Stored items
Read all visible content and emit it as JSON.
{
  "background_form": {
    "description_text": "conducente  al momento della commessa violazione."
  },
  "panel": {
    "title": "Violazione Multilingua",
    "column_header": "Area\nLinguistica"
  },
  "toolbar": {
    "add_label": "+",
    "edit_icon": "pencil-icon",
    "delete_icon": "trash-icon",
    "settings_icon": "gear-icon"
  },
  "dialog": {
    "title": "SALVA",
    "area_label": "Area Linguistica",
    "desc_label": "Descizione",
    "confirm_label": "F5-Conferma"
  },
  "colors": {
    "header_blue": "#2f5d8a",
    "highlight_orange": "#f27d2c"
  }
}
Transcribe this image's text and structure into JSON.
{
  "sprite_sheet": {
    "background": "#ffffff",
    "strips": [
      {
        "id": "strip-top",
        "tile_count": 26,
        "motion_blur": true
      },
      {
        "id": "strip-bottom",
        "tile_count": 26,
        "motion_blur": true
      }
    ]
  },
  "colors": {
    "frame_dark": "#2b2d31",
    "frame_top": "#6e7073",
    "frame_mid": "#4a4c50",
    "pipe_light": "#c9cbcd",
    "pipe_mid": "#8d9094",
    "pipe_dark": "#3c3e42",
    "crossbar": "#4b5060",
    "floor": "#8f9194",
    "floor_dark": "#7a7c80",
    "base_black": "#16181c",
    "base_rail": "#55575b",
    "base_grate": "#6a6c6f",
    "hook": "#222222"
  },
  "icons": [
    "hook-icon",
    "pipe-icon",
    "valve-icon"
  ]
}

Written exercise >>
All of the data must be returned exactly.

Finished answer >>
Read all visible content and emit it as JSON.
{
  "background_form": {
    "description_text": "conducente  al momento della commessa violazione."
  },
  "panel": {
    "title": "Violazione Multilingua",
    "column_header": "Area\nLinguistica"
  },
  "toolbar": {
    "add_label": "+",
    "edit_icon": "pencil-icon",
    "delete_icon": "trash-icon",
    "settings_icon": "gear-icon"
  },
  "dialog": {
    "title": "SALVA",
    "area_label": "Area Linguistica",
    "desc_label": "Descizione",
    "confirm_label": "F5-Conferma"
  },
  "colors": {
    "header_blue": "#2f5d8a",
    "highlight_orange": "#f27d2c"
  }
}
Transcribe this image's text and structure into JSON.
{
  "sprite_sheet": {
    "background": "#ffffff",
    "strips": [
      {
        "id": "strip-top",
        "tile_count": 26,
        "motion_blur": true
      },
      {
        "id": "strip-bottom",
        "tile_count": 26,
        "motion_blur": true
      }
    ]
  },
  "colors": {
    "frame_dark": "#2b2d31",
    "frame_top": "#6e7073",
    "frame_mid": "#4a4c50",
    "pipe_light": "#c9cbcd",
    "pipe_mid": "#8d9094",
    "pipe_dark": "#3c3e42",
    "crossbar": "#4b5060",
    "floor": "#8f9194",
    "floor_dark": "#7a7c80",
    "base_black": "#16181c",
    "base_rail": "#55575b",
    "base_grate": "#6a6c6f",
    "hook": "#222222"
  },
  "icons": [
    "hook-icon",
    "pipe-icon",
    "valve-icon"
  ]
}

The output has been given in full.